Page content transcription data:

-------------------------

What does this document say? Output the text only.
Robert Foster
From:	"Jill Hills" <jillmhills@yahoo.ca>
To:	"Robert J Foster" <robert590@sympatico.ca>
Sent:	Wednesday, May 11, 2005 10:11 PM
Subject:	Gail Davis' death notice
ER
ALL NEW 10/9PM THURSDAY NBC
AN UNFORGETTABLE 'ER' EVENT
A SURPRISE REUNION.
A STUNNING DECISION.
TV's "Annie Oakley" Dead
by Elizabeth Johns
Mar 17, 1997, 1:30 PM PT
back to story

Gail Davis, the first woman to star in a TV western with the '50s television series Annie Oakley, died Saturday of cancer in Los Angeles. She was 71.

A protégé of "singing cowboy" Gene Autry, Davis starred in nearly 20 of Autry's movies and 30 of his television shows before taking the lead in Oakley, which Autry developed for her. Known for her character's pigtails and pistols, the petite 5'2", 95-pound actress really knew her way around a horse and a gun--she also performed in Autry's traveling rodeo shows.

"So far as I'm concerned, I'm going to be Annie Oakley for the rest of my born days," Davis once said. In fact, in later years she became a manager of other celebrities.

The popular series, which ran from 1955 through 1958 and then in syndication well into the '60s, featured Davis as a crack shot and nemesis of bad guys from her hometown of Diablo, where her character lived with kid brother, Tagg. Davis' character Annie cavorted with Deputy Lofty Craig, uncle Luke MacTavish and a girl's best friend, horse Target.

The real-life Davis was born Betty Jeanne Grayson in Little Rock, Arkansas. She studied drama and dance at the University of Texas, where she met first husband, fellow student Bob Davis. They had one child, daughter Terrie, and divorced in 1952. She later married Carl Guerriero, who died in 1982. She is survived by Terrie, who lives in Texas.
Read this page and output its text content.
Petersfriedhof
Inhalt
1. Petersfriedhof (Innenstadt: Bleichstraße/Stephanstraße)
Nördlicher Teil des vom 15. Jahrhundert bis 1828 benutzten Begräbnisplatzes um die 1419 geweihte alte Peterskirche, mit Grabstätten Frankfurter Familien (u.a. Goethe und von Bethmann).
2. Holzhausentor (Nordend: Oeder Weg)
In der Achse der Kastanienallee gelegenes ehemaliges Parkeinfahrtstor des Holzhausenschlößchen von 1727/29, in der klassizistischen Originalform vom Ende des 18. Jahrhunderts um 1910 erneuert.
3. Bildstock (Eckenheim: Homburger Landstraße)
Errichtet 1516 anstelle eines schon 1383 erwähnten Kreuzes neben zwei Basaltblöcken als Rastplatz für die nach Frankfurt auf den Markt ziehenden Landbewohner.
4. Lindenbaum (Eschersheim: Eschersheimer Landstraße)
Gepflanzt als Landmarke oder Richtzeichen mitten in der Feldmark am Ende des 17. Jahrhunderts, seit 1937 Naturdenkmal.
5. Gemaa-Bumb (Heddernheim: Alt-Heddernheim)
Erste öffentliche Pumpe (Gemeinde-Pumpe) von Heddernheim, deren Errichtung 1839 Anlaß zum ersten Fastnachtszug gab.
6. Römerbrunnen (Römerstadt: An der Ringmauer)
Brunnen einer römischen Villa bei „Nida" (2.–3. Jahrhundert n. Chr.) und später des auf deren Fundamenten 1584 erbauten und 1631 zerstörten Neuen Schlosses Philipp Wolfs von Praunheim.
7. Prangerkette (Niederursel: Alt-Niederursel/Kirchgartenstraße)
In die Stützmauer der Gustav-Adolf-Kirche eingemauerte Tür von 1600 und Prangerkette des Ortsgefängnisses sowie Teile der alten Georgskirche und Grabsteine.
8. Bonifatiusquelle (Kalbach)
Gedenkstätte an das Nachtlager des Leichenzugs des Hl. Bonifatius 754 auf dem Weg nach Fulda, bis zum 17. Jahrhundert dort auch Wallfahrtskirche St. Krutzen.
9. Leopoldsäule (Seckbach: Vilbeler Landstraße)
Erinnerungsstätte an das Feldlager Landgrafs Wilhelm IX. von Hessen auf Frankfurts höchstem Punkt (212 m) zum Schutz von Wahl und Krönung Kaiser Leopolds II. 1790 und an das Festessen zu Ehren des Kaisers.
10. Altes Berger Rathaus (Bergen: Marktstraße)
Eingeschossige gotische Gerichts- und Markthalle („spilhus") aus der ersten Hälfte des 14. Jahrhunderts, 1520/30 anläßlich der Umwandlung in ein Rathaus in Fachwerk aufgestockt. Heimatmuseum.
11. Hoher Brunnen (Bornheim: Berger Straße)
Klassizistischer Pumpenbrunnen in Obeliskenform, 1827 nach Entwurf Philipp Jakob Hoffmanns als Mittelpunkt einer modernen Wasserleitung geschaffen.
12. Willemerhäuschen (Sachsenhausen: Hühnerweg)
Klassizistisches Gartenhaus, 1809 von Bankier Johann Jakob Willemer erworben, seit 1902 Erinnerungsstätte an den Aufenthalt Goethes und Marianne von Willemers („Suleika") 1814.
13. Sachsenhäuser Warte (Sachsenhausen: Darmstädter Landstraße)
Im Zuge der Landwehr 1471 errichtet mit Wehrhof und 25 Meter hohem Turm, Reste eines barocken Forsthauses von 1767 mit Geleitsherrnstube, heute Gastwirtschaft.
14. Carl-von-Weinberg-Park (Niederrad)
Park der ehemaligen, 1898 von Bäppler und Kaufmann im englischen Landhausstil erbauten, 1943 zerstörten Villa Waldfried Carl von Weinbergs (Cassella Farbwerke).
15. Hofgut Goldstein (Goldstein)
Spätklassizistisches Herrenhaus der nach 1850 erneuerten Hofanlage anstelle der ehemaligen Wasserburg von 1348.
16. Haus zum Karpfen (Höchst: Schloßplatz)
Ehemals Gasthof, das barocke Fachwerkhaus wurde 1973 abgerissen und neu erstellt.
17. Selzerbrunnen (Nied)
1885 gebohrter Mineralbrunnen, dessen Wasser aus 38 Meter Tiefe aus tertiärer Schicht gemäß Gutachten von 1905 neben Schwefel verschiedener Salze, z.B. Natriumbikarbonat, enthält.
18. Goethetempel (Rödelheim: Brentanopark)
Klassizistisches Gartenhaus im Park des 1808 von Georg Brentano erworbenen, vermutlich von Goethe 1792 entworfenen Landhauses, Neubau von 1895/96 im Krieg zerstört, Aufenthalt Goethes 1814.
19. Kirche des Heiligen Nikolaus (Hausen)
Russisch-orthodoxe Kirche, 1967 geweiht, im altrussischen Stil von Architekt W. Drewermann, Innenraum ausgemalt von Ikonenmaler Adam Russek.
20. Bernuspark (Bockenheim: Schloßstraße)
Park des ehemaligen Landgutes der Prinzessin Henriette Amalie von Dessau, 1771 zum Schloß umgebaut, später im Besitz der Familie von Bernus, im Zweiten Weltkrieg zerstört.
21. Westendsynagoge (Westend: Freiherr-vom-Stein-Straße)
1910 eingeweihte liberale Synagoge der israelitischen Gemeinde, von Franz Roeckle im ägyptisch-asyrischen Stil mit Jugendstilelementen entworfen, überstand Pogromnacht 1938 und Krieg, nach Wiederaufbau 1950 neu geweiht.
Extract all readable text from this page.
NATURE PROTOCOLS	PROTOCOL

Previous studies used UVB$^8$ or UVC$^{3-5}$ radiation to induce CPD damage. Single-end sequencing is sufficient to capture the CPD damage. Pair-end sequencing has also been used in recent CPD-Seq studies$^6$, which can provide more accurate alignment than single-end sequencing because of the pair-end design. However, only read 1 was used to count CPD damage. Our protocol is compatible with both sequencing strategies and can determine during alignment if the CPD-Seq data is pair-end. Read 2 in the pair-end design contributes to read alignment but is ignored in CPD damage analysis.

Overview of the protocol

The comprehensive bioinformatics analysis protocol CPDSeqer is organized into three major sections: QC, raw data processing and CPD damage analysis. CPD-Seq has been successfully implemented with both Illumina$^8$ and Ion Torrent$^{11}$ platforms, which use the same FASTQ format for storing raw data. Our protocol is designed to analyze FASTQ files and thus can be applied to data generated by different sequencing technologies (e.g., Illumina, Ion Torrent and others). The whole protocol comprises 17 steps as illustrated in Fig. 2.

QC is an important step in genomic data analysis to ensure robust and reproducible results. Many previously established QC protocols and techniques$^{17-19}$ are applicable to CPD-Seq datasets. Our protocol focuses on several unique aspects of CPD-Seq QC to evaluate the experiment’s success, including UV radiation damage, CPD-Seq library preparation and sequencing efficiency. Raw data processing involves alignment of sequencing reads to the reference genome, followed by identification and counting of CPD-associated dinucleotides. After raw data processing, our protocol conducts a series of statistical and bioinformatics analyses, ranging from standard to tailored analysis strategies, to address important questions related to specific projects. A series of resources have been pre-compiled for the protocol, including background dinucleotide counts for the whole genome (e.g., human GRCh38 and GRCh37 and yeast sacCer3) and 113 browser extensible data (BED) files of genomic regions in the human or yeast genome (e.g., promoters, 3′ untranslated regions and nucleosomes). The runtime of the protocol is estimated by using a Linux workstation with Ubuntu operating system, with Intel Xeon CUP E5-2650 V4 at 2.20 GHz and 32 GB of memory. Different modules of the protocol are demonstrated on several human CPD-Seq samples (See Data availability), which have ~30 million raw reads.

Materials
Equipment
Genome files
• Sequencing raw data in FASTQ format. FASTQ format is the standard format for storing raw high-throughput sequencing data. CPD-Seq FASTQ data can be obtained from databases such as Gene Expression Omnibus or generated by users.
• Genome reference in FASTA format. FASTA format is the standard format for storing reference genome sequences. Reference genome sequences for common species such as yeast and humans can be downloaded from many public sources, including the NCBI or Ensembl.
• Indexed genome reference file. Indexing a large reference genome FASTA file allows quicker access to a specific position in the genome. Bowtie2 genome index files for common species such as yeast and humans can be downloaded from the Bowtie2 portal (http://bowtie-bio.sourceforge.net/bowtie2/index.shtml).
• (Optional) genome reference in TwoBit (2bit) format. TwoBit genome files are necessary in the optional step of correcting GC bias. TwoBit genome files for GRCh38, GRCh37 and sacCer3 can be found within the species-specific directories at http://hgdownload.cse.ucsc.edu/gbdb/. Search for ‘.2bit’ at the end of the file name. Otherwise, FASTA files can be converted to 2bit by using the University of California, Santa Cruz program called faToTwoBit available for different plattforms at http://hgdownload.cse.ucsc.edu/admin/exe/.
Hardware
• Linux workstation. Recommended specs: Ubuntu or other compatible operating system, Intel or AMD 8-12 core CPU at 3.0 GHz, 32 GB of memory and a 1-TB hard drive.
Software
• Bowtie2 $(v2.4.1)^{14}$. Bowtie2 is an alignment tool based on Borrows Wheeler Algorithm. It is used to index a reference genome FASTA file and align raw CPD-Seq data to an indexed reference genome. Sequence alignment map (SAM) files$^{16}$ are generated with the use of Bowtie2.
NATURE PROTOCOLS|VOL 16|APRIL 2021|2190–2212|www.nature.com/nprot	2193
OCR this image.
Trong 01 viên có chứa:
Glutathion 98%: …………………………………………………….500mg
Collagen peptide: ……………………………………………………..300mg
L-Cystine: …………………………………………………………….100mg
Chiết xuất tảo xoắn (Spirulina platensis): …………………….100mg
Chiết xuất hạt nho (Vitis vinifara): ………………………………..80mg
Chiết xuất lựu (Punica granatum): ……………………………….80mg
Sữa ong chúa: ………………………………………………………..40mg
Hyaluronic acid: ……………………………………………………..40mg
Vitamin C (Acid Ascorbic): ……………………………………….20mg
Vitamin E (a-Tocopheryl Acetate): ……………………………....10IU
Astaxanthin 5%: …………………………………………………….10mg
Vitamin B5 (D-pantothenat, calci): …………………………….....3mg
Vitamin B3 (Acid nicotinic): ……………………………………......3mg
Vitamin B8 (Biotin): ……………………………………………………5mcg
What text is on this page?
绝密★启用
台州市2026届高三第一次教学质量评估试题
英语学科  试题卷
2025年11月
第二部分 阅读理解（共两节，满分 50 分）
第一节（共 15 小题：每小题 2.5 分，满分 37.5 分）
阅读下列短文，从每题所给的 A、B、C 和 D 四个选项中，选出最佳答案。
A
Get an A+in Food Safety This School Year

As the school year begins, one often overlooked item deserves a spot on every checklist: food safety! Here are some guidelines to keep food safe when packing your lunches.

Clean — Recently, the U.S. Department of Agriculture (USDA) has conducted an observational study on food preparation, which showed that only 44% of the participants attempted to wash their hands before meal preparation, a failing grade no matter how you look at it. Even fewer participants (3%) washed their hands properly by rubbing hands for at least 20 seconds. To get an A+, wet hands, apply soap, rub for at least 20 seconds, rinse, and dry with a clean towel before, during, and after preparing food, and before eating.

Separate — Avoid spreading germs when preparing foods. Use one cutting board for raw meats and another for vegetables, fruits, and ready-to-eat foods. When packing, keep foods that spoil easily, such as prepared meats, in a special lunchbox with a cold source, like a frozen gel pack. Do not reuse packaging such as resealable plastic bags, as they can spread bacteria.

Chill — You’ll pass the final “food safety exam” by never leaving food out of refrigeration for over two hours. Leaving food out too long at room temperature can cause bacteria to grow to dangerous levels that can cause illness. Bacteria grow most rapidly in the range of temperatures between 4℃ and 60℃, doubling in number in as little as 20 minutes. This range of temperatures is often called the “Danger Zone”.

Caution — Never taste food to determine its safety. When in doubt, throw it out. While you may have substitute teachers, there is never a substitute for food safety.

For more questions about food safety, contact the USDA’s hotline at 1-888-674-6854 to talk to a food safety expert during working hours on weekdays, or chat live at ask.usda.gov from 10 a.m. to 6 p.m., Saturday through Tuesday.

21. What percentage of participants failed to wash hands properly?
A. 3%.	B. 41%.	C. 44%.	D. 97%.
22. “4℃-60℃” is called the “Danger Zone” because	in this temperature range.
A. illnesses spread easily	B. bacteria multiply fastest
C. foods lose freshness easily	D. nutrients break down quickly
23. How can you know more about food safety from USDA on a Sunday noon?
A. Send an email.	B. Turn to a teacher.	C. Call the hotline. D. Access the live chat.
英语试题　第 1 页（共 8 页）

-------------------------

### How to complete this task
Scan the data above and copy every line with "Jakob" in it.

### Answer below
Klassizistischer Pumpenbrunnen in Obeliskenform, 1827 nach Entwurf Philipp Jakob Hoffmanns als Mittelpunkt einer modernen Wasserleitung geschaffen.
Klassizistisches Gartenhaus, 1809 von Bankier Johann Jakob Willemer erworben, seit 1902 Erinnerungsstätte an den Aufenthalt Goethes und Marianne von Willemers („Suleika") 1814.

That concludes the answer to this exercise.